Task brief:
Answer these questions about the exchange on the sun and CO2 given below.
1. Why can no one be sure that any balancing is needed?
2. Into what kind of things does virtually all the research go?
3. Which ideas does the final reply say it stays skeptical about?

[Start Reading passage]

You can't even be sure there is any balancing needed as the solar measurements from early on aren't very precise. It may account for all the variation but as there are plenty of other unknown or not well known mechanisms I wouldn't claim it does.

Reply to
dennis

Its been known about for well over a decade. Its just dismissed by those that want CO2 to be the problem. After all they can't get any cash to fix the sun like they can to "fix" CO2.

It must be fairly obvious that virtually all the research is into things where the fix makes money for someone and very little into mechanisms where we can't do anything.

Reply to
dennis

Well its got more going for it than carbon dioxide..but yep. I stay skeptical about *all* these ideas.

[End Reading passage]
[Start Supplied entries]

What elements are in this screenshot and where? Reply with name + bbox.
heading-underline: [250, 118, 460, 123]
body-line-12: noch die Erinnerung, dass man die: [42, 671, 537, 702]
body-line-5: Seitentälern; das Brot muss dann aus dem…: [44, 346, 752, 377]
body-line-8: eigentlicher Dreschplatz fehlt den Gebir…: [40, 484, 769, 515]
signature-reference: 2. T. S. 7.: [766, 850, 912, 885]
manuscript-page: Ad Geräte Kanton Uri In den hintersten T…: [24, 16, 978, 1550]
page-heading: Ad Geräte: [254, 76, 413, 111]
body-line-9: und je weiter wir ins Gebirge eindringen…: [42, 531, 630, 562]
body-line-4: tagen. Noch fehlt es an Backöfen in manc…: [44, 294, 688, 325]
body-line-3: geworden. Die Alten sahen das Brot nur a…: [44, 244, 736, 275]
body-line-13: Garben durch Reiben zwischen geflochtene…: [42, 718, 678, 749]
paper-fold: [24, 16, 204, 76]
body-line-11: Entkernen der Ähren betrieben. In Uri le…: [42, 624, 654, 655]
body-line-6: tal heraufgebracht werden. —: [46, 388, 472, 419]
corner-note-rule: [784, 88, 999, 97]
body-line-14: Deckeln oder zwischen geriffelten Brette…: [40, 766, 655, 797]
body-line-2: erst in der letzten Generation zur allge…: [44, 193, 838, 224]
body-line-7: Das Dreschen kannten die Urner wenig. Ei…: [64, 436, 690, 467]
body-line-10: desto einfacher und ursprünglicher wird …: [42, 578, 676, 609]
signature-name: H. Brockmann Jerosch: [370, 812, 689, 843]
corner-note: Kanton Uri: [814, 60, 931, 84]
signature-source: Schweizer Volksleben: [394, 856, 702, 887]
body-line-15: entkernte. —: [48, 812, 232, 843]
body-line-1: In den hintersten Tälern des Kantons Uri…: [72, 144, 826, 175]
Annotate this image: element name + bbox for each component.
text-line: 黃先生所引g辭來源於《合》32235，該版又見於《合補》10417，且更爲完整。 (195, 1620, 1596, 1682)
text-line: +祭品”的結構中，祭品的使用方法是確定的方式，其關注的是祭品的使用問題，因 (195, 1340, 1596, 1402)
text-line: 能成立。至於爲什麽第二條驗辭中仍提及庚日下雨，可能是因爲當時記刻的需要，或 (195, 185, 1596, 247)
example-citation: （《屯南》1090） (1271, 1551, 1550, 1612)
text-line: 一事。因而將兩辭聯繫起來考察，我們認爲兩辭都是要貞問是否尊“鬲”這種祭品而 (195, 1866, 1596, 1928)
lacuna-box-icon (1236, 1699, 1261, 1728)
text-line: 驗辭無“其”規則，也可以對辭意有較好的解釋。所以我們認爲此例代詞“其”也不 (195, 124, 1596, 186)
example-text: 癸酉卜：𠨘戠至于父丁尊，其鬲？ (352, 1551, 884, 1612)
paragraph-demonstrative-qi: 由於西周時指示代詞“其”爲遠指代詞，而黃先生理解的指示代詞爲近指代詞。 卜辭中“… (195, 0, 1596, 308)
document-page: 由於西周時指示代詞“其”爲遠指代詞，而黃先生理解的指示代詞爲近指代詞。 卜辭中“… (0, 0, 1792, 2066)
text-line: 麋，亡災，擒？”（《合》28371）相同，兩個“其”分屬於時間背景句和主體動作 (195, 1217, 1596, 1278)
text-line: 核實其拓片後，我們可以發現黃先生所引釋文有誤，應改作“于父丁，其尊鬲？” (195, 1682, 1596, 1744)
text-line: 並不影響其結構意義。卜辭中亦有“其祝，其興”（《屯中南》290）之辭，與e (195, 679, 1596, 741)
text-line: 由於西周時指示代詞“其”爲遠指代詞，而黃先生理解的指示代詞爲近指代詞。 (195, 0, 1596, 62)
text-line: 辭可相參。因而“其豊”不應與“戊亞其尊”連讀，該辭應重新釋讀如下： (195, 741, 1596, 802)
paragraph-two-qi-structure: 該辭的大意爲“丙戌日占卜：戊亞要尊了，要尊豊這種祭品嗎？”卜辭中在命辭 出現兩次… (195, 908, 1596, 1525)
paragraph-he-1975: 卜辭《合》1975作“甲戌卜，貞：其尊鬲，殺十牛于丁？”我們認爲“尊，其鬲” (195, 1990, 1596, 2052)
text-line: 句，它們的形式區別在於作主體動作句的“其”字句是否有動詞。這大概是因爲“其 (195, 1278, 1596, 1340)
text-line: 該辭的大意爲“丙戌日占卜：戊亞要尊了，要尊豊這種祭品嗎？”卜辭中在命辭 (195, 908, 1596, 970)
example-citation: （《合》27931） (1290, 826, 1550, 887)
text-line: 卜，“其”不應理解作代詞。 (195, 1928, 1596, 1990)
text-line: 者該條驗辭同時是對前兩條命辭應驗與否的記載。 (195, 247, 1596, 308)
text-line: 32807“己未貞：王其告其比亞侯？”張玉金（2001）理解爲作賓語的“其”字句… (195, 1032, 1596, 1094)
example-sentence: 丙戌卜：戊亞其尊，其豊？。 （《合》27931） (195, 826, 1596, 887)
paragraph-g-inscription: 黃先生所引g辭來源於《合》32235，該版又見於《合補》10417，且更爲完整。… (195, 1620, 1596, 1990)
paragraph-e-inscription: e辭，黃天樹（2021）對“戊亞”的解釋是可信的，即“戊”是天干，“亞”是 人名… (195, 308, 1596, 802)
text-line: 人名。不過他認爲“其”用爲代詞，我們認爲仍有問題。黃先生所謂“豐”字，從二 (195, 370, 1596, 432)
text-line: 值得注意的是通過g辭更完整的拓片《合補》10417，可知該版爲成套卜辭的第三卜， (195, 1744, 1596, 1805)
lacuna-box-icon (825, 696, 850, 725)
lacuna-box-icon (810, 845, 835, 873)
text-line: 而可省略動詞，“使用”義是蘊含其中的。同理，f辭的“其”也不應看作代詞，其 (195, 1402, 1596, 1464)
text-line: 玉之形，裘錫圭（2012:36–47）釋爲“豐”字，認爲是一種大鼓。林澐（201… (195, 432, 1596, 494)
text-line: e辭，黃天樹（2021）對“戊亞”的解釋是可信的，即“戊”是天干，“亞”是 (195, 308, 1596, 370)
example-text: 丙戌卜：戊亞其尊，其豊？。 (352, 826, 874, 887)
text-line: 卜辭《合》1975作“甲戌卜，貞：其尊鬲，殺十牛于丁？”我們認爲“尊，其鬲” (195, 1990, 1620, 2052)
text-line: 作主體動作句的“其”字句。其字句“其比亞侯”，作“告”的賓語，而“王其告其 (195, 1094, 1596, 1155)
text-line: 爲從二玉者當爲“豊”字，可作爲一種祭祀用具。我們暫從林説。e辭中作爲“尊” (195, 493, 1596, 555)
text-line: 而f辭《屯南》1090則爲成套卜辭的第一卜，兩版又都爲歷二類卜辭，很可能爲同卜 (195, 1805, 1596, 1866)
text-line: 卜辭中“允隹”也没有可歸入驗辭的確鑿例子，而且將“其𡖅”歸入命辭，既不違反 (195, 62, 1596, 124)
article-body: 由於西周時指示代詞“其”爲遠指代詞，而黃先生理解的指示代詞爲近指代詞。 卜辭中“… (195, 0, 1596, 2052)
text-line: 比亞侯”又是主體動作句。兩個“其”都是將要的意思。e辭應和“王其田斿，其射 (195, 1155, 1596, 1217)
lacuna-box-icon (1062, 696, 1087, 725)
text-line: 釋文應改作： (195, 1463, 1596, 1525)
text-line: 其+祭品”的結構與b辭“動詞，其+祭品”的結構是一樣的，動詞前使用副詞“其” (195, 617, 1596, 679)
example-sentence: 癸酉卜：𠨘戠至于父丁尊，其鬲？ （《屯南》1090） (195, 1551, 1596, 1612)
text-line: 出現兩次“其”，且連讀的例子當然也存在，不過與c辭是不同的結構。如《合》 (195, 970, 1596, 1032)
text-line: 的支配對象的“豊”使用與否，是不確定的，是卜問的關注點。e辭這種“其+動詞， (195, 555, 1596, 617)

[End Supplied entries]

Response below:
1. The early solar measurements are not very precise.
2. Things where the fix makes money for someone.
3. All these ideas.